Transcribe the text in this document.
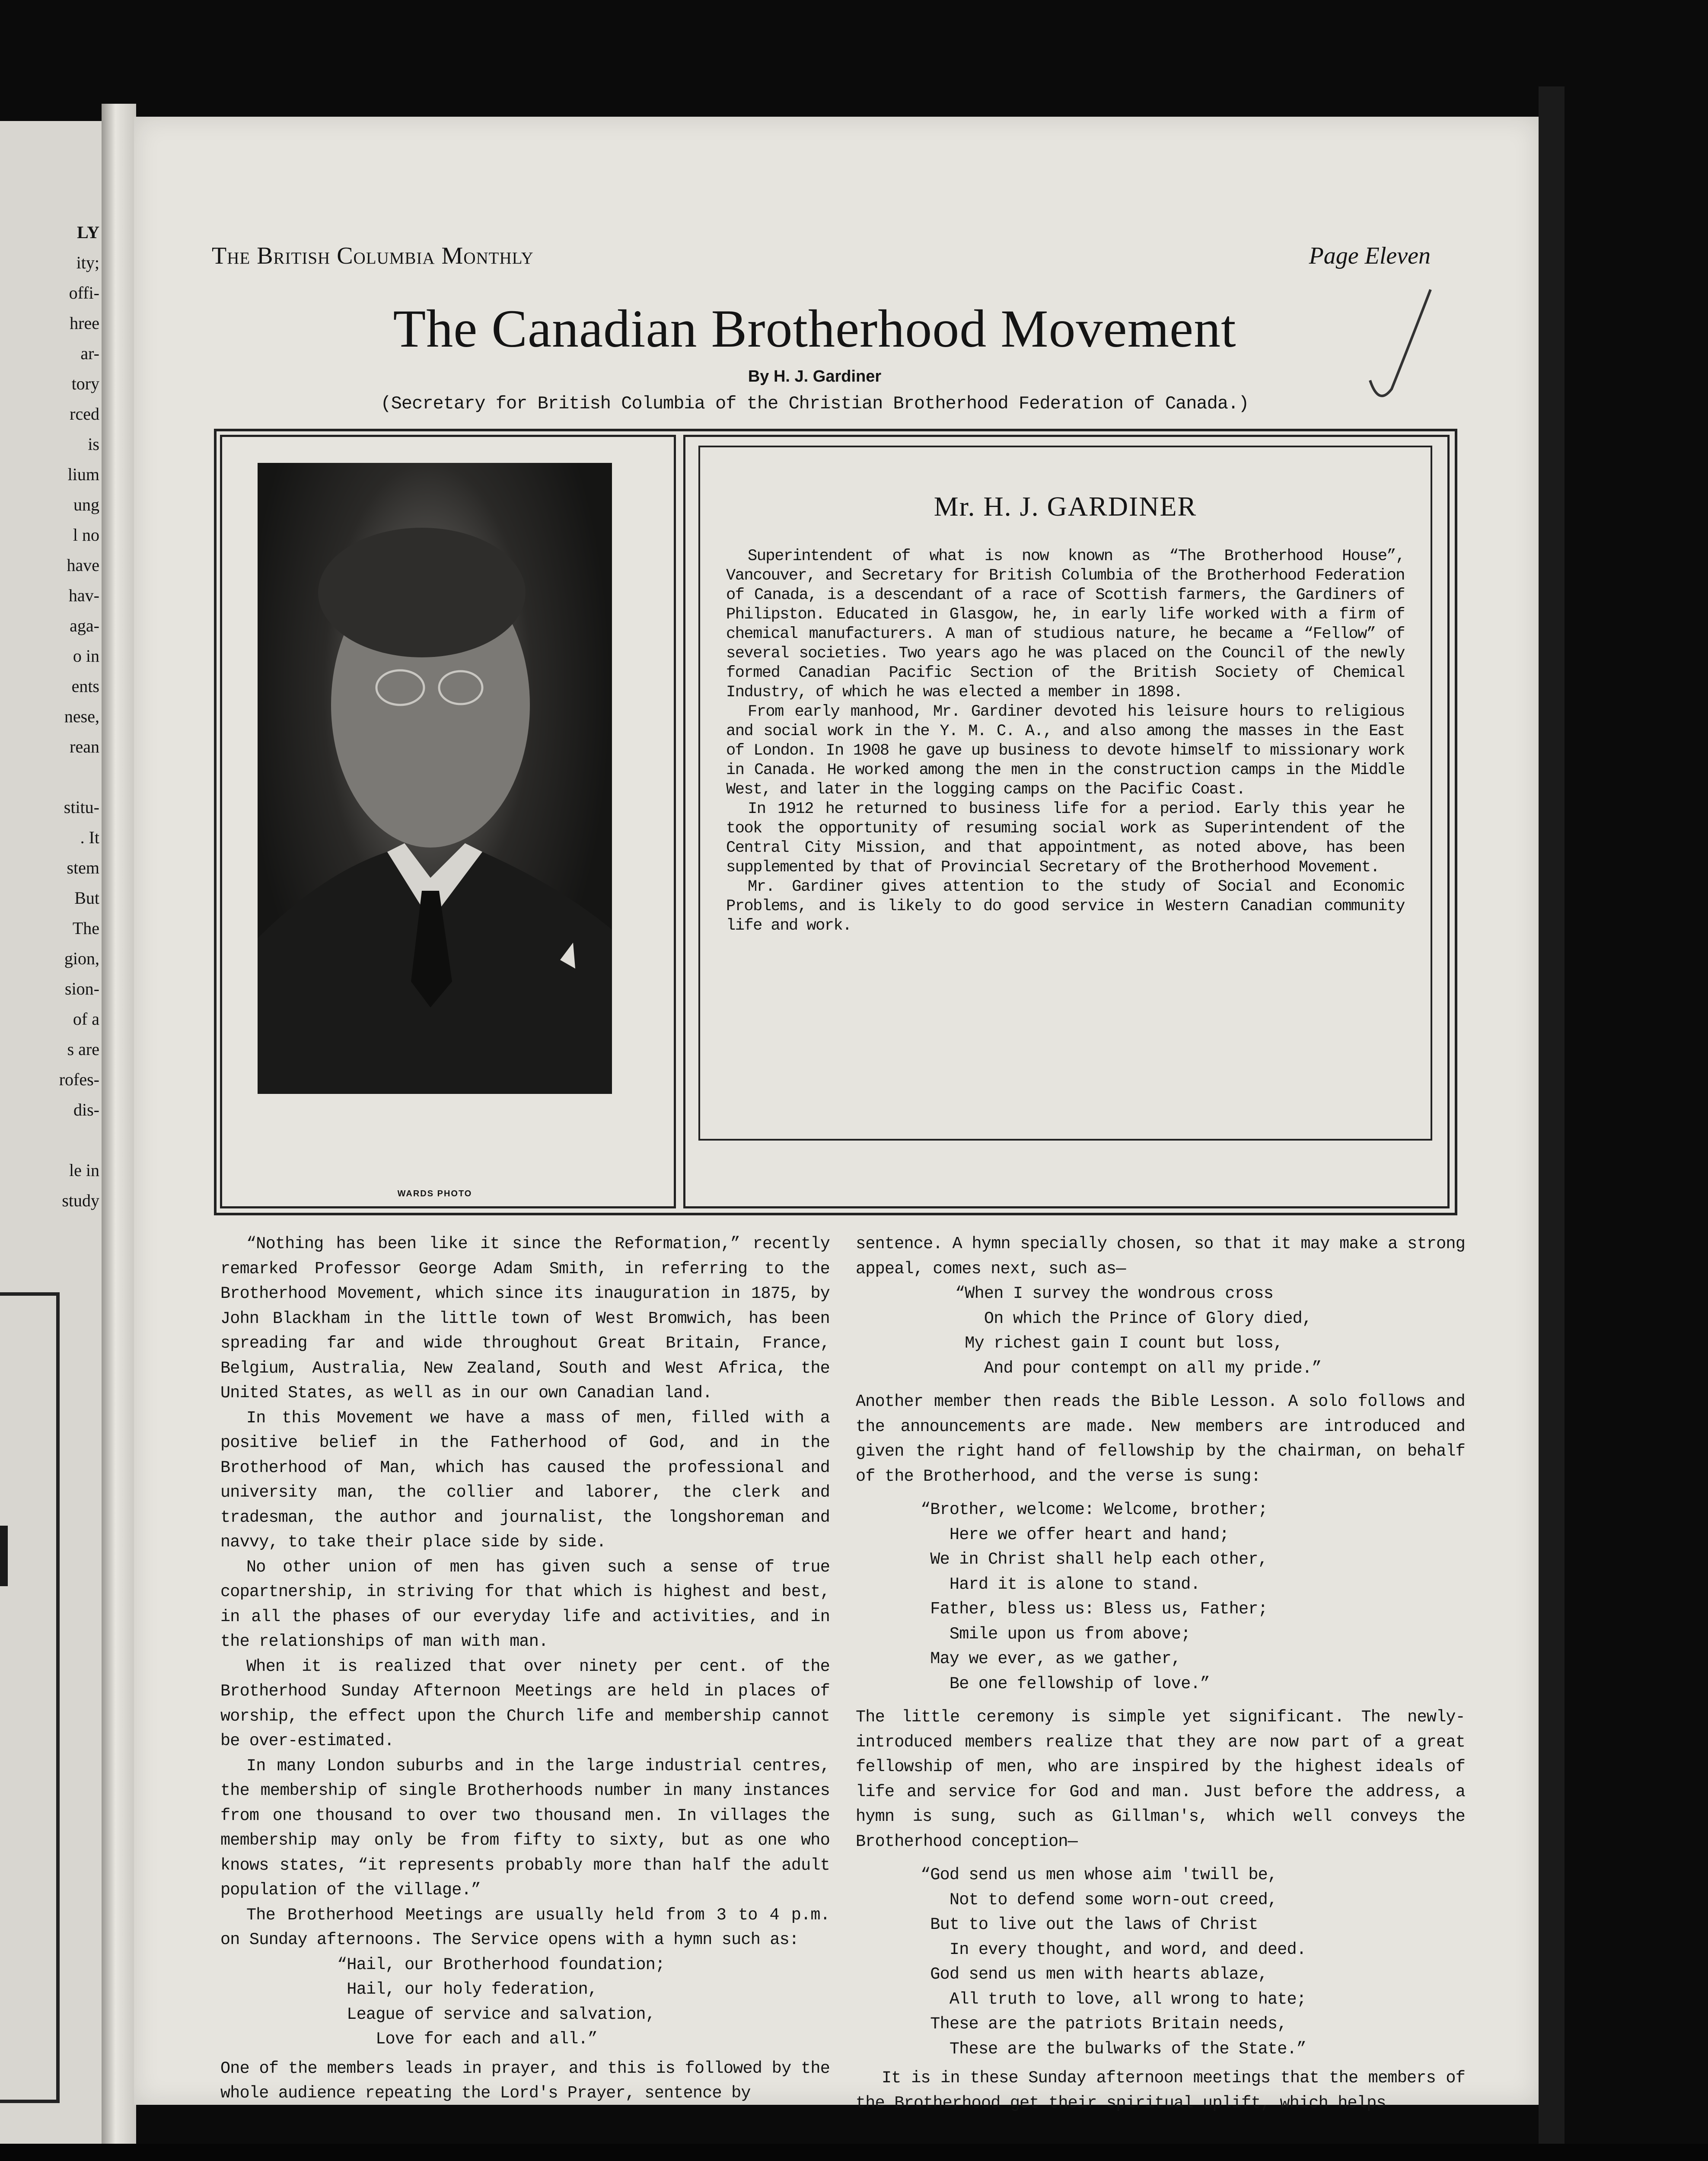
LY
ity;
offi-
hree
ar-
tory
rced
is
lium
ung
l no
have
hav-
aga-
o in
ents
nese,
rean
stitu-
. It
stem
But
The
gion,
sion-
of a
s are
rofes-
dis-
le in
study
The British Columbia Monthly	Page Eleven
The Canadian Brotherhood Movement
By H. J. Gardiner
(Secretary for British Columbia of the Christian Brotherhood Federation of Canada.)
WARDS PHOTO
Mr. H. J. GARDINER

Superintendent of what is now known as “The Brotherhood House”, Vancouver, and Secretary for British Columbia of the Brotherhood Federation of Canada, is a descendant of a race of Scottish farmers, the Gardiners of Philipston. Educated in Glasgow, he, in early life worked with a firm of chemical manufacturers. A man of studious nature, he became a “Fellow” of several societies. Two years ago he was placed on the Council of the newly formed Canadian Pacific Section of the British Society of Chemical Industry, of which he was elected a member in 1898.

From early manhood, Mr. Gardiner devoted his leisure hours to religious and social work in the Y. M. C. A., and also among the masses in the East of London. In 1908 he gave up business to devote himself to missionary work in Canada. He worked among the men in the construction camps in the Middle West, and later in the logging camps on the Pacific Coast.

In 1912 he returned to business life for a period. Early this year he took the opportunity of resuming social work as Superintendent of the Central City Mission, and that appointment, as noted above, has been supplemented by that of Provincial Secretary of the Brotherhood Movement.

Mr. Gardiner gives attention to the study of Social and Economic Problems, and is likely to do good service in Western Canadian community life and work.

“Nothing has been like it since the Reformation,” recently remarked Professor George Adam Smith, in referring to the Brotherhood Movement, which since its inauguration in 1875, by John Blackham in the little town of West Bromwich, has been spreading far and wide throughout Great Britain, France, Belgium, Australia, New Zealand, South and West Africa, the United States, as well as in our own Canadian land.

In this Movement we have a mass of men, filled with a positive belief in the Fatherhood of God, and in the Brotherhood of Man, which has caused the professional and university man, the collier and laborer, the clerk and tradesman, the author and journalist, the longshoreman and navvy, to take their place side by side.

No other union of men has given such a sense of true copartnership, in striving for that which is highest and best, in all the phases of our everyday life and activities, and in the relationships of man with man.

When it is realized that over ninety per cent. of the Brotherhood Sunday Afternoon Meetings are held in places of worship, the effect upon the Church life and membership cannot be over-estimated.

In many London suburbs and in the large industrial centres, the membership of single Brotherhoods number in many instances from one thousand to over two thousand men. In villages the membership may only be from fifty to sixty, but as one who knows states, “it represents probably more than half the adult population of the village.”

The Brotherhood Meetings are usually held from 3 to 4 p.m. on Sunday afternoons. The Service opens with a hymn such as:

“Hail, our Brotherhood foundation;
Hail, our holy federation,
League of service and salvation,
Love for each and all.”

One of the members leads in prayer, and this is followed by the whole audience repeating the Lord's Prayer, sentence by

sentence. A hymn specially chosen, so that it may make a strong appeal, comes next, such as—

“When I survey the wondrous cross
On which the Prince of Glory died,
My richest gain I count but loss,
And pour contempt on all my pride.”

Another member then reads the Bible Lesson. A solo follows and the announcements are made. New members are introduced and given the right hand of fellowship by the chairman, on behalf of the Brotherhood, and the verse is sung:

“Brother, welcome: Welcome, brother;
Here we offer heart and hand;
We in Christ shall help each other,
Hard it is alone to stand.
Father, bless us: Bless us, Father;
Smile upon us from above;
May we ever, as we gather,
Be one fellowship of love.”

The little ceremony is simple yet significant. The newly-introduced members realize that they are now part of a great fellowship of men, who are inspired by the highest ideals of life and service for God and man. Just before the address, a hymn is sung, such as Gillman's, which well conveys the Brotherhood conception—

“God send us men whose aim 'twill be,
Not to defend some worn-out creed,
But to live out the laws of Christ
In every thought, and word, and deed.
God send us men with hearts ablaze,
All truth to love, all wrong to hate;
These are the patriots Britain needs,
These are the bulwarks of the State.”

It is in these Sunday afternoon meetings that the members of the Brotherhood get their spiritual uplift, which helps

● ● ● ● ●

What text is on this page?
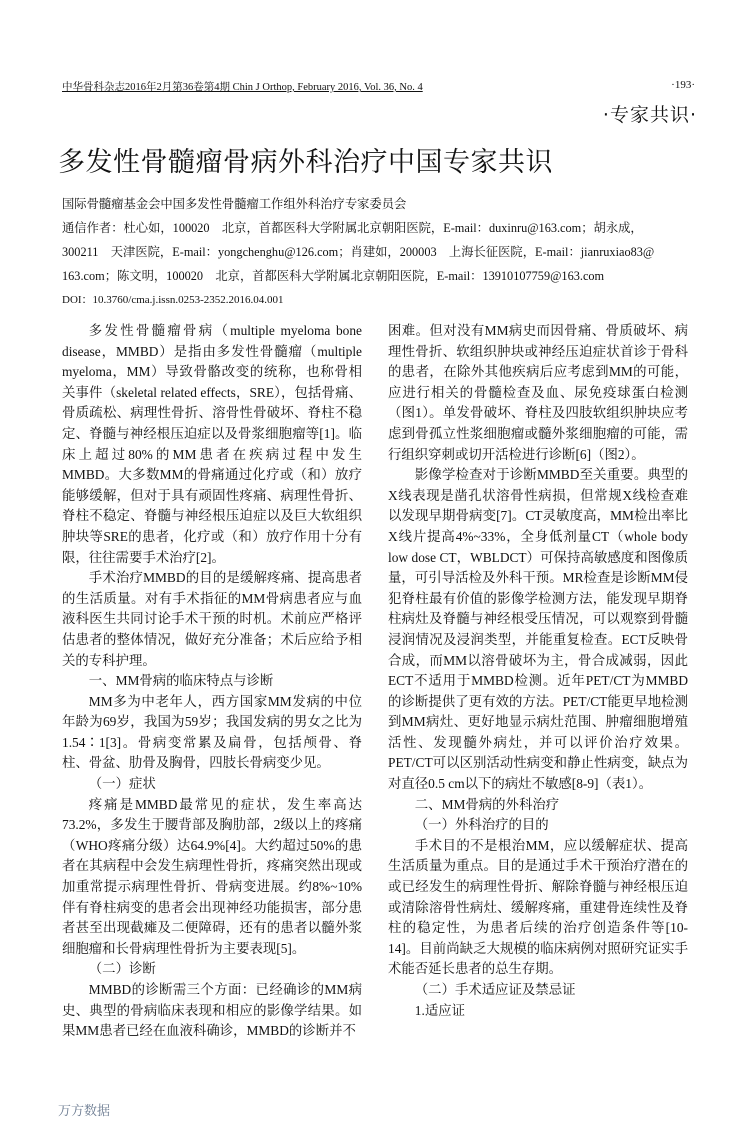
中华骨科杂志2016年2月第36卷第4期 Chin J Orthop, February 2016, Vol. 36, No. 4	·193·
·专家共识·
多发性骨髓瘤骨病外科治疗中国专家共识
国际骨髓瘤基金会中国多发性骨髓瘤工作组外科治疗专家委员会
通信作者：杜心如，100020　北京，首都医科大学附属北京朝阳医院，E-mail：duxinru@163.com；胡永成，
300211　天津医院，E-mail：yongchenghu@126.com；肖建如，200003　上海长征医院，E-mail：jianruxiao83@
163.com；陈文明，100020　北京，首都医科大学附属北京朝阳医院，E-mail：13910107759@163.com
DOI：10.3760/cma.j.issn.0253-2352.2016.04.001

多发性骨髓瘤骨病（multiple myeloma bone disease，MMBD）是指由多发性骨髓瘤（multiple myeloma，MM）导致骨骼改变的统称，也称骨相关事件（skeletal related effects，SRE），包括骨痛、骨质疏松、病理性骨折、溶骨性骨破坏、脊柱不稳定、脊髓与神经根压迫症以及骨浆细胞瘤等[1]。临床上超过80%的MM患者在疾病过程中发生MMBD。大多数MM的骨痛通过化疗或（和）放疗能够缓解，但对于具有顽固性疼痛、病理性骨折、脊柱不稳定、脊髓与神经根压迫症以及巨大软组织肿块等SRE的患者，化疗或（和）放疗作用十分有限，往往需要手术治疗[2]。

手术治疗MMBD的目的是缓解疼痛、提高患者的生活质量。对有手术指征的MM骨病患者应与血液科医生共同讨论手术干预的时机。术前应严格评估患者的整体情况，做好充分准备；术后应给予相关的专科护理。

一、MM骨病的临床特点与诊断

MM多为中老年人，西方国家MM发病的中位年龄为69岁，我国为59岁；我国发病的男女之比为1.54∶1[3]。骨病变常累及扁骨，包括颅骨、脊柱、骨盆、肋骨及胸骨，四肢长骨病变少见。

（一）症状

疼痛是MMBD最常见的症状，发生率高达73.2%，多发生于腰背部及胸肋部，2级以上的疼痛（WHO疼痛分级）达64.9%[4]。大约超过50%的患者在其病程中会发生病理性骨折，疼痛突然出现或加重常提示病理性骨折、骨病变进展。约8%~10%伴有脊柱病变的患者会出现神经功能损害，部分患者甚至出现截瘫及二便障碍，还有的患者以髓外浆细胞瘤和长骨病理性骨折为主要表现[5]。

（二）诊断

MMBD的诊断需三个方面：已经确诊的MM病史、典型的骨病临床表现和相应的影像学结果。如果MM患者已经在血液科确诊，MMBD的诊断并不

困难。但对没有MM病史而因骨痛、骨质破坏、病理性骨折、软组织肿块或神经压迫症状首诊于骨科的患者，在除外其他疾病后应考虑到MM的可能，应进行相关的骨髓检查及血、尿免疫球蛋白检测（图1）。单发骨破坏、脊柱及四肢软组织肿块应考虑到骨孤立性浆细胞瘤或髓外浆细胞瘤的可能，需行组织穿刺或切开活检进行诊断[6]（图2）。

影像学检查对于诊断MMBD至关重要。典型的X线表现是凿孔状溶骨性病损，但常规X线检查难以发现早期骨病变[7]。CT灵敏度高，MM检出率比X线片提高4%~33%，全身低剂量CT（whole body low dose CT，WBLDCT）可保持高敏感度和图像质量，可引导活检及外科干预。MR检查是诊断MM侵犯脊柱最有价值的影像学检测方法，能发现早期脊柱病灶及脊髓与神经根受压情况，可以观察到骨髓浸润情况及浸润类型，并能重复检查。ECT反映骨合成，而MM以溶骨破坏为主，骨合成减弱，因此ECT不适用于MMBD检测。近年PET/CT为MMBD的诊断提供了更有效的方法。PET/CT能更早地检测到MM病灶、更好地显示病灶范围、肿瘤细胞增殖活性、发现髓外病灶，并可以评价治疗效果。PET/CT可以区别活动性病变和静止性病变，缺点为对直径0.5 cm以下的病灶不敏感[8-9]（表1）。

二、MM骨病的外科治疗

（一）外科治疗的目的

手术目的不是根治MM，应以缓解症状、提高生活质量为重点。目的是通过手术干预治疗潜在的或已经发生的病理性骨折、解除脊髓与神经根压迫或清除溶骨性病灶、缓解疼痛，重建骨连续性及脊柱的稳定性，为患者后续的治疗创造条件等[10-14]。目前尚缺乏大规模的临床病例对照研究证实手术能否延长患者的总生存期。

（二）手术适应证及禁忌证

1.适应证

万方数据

● ● ● ● ●

Copy each line holding the word "study" from the listing above.

The solution
study
Mr. Gardiner gives attention to the study of Social and Economic Problems, and is likely to do good service in Western Canadian community life and work.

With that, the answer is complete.